Data listing ::
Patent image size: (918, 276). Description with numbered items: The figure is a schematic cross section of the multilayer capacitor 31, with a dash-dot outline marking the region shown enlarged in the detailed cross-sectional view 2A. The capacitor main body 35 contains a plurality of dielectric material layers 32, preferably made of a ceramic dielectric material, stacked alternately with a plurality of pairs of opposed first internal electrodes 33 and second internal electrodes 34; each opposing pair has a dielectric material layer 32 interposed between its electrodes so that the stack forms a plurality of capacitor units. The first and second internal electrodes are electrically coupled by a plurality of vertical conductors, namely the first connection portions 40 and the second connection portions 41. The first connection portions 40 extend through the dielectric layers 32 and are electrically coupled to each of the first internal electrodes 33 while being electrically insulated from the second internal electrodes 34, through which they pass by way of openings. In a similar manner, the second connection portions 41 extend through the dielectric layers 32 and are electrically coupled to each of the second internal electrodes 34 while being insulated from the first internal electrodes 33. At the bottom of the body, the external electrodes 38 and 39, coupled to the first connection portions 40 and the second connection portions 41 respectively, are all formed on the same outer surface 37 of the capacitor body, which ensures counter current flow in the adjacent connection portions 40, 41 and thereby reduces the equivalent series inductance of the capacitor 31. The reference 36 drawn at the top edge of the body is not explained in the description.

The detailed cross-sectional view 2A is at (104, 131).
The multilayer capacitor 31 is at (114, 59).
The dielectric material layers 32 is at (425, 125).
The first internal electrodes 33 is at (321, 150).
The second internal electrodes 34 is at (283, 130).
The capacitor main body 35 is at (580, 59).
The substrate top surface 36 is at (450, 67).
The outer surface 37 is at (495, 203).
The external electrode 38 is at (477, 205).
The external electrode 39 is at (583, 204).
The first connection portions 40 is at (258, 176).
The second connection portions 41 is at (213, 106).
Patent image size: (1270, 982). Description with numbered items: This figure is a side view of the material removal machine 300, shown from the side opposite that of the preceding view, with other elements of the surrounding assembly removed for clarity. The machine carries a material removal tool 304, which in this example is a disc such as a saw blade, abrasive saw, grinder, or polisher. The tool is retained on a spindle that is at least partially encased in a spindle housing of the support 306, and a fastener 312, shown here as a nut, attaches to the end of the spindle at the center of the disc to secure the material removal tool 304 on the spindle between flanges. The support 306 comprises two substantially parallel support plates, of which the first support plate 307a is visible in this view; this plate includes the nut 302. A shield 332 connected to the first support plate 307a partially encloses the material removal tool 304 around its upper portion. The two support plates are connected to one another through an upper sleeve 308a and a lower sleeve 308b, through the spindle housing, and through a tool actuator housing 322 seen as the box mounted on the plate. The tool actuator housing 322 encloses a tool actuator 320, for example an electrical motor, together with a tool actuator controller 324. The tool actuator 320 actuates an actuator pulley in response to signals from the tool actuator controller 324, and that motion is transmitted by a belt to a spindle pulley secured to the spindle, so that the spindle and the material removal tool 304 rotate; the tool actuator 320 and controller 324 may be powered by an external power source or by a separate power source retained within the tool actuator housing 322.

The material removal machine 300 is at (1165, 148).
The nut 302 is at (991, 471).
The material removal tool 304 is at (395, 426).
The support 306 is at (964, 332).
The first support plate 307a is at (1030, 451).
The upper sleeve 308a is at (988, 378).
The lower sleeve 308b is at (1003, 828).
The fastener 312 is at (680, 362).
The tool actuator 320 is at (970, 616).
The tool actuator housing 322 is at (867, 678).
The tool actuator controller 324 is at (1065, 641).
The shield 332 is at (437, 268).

Given request :: Rewrite every line of the records above as one numbered list, leaving out the blank lines.

Exercise output ::
1. Patent image size: (918, 276). Description with numbered items: The figure is a schematic cross section of the multilayer capacitor 31, with a dash-dot outline marking the region shown enlarged in the detailed cross-sectional view 2A. The capacitor main body 35 contains a plurality of dielectric material layers 32, preferably made of a ceramic dielectric material, stacked alternately with a plurality of pairs of opposed first internal electrodes 33 and second internal electrodes 34; each opposing pair has a dielectric material layer 32 interposed between its electrodes so that the stack forms a plurality of capacitor units. The first and second internal electrodes are electrically coupled by a plurality of vertical conductors, namely the first connection portions 40 and the second connection portions 41. The first connection portions 40 extend through the dielectric layers 32 and are electrically coupled to each of the first internal electrodes 33 while being electrically insulated from the second internal electrodes 34, through which they pass by way of openings. In a similar manner, the second connection portions 41 extend through the dielectric layers 32 and are electrically coupled to each of the second internal electrodes 34 while being insulated from the first internal electrodes 33. At the bottom of the body, the external electrodes 38 and 39, coupled to the first connection portions 40 and the second connection portions 41 respectively, are all formed on the same outer surface 37 of the capacitor body, which ensures counter current flow in the adjacent connection portions 40, 41 and thereby reduces the equivalent series inductance of the capacitor 31. The reference 36 drawn at the top edge of the body is not explained in the description.
2. The detailed cross-sectional view 2A is at (104, 131).
3. The multilayer capacitor 31 is at (114, 59).
4. The dielectric material layers 32 is at (425, 125).
5. The first internal electrodes 33 is at (321, 150).
6. The second internal electrodes 34 is at (283, 130).
7. The capacitor main body 35 is at (580, 59).
8. The substrate top surface 36 is at (450, 67).
9. The outer surface 37 is at (495, 203).
10. The external electrode 38 is at (477, 205).
11. The external electrode 39 is at (583, 204).
12. The first connection portions 40 is at (258, 176).
13. The second connection portions 41 is at (213, 106).
14. Patent image size: (1270, 982). Description with numbered items: This figure is a side view of the material removal machine 300, shown from the side opposite that of the preceding view, with other elements of the surrounding assembly removed for clarity. The machine carries a material removal tool 304, which in this example is a disc such as a saw blade, abrasive saw, grinder, or polisher. The tool is retained on a spindle that is at least partially encased in a spindle housing of the support 306, and a fastener 312, shown here as a nut, attaches to the end of the spindle at the center of the disc to secure the material removal tool 304 on the spindle between flanges. The support 306 comprises two substantially parallel support plates, of which the first support plate 307a is visible in this view; this plate includes the nut 302. A shield 332 connected to the first support plate 307a partially encloses the material removal tool 304 around its upper portion. The two support plates are connected to one another through an upper sleeve 308a and a lower sleeve 308b, through the spindle housing, and through a tool actuator housing 322 seen as the box mounted on the plate. The tool actuator housing 322 encloses a tool actuator 320, for example an electrical motor, together with a tool actuator controller 324. The tool actuator 320 actuates an actuator pulley in response to signals from the tool actuator controller 324, and that motion is transmitted by a belt to a spindle pulley secured to the spindle, so that the spindle and the material removal tool 304 rotate; the tool actuator 320 and controller 324 may be powered by an external power source or by a separate power source retained within the tool actuator housing 322.
15. The material removal machine 300 is at (1165, 148).
16. The nut 302 is at (991, 471).
17. The material removal tool 304 is at (395, 426).
18. The support 306 is at (964, 332).
19. The first support plate 307a is at (1030, 451).
20. The upper sleeve 308a is at (988, 378).
21. The lower sleeve 308b is at (1003, 828).
22. The fastener 312 is at (680, 362).
23. The tool actuator 320 is at (970, 616).
24. The tool actuator housing 322 is at (867, 678).
25. The tool actuator controller 324 is at (1065, 641).
26. The shield 332 is at (437, 268).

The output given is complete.